Stated goal:
Give every line from the entries that contains "从底层塞孔".

Extracted data entries
* Start *
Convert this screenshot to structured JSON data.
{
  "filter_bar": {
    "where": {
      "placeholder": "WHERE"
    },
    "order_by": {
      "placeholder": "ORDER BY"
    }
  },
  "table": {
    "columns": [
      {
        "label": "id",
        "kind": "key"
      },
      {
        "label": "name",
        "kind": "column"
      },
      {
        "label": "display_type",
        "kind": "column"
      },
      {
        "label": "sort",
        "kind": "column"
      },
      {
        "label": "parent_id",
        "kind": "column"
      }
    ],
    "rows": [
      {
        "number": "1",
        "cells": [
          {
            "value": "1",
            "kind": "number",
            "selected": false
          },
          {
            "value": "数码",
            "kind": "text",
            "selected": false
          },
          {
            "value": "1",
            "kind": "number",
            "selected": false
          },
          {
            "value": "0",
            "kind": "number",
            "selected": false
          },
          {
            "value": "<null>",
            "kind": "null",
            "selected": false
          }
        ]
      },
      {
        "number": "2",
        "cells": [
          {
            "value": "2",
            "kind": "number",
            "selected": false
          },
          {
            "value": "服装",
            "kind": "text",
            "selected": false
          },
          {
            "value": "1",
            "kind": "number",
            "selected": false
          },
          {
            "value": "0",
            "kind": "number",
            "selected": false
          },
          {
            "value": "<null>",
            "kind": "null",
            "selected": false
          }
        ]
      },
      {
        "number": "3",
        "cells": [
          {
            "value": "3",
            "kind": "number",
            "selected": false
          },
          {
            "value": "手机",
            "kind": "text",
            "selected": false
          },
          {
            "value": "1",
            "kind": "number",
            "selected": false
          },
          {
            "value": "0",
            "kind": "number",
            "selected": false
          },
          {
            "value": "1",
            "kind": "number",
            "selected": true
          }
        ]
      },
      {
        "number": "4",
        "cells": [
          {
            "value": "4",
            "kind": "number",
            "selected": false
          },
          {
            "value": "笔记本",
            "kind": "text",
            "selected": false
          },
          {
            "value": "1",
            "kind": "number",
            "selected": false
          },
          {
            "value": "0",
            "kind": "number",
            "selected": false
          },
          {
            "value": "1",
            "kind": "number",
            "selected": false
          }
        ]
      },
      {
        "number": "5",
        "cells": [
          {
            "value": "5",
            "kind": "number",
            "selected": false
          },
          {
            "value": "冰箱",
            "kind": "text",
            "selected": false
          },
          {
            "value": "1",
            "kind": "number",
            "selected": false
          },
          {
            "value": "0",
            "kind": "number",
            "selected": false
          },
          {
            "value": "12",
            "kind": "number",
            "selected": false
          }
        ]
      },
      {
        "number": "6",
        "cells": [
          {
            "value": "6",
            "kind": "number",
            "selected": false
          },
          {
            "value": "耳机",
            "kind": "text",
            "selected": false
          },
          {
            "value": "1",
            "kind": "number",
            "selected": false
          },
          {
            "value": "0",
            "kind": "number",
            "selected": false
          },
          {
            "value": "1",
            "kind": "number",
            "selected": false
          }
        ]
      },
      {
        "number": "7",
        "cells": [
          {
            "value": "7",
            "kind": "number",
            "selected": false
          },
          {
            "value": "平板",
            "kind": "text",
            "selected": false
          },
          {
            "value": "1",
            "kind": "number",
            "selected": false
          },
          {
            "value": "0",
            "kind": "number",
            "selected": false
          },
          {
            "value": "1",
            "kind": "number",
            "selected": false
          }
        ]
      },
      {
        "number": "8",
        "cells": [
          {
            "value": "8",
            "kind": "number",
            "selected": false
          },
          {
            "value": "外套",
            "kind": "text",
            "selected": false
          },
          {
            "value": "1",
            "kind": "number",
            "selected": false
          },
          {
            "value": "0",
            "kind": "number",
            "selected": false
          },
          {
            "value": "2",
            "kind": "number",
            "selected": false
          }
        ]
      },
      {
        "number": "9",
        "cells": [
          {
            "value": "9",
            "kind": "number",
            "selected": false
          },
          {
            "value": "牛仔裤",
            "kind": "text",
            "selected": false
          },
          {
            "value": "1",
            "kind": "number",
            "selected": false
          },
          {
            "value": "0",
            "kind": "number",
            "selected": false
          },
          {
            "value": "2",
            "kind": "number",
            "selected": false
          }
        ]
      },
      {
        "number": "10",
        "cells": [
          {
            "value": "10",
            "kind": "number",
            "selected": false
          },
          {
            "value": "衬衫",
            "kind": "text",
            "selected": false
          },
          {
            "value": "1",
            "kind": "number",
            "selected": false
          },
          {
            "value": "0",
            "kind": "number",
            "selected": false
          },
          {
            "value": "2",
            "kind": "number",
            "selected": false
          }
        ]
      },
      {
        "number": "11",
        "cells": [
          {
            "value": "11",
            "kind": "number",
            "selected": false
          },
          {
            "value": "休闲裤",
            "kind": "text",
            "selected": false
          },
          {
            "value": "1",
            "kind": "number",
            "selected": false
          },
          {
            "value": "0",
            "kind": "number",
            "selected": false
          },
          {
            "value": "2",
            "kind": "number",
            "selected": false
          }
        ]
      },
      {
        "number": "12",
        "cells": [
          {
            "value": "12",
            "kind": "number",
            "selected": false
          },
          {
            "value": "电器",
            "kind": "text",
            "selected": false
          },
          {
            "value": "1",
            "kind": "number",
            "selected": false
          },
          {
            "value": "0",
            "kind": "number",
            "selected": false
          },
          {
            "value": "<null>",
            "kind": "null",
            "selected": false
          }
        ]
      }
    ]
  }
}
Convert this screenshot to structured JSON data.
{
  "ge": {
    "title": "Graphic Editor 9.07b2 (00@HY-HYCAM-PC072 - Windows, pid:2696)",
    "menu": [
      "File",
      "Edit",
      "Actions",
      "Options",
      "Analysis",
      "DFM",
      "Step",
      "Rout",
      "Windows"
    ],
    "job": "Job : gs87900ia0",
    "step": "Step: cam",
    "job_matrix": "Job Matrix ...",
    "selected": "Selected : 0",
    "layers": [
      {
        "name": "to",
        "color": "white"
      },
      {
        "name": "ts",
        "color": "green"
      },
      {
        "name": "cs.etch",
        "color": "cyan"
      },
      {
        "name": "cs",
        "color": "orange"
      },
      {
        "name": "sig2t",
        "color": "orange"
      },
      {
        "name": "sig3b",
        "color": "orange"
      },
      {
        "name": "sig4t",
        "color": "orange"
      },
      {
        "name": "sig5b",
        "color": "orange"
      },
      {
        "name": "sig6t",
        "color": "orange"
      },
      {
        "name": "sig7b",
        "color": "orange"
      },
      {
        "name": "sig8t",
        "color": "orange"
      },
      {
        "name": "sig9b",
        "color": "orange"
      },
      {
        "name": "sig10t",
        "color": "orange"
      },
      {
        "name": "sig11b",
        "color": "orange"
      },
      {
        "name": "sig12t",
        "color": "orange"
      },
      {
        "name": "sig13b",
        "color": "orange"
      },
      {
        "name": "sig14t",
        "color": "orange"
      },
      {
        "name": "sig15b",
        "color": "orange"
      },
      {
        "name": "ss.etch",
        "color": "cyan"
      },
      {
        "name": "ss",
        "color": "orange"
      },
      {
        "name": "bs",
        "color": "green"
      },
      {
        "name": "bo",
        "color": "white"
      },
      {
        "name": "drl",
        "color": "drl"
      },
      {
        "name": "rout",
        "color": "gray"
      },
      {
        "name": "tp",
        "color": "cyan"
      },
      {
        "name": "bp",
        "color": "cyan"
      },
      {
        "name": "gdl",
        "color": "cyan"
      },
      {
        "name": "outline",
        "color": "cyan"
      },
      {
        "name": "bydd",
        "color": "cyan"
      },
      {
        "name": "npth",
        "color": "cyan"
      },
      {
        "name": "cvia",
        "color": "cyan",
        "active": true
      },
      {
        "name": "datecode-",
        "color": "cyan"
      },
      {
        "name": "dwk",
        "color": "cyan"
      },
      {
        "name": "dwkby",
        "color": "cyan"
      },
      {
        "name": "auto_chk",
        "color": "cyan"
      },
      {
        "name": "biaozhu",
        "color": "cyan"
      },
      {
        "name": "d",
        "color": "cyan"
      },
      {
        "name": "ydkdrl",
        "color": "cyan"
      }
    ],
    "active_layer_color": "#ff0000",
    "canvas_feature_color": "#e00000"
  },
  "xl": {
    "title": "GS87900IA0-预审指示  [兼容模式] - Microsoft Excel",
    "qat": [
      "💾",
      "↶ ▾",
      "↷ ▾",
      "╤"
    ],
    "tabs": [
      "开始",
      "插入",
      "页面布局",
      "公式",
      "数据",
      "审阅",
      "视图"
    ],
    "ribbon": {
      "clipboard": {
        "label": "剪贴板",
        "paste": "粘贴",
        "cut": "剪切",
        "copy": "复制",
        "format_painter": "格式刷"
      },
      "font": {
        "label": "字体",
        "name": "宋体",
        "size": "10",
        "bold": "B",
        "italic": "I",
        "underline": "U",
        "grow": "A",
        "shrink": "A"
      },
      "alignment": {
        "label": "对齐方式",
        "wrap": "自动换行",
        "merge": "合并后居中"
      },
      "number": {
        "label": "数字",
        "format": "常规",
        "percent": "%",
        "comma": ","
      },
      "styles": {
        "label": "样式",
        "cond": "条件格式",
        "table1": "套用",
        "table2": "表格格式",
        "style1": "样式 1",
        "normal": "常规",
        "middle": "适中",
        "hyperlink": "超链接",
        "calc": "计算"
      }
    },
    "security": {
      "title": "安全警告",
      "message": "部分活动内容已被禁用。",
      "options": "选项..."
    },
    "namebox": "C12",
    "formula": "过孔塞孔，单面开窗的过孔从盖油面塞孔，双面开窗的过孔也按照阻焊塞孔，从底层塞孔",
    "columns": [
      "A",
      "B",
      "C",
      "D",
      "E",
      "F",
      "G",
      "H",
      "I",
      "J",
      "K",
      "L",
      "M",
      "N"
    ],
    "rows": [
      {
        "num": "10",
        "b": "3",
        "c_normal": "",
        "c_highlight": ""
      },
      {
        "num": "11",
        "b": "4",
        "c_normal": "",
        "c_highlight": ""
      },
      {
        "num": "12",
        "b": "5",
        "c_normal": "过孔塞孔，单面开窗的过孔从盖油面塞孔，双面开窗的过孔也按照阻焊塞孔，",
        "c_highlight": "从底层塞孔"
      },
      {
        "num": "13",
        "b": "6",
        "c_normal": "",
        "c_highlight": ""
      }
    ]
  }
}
* End *
Solution for this exercise:
    "formula": "过孔塞孔，单面开窗的过孔从盖油面塞孔，双面开窗的过孔也按照阻焊塞孔，从底层塞孔",
        "c_highlight": "从底层塞孔"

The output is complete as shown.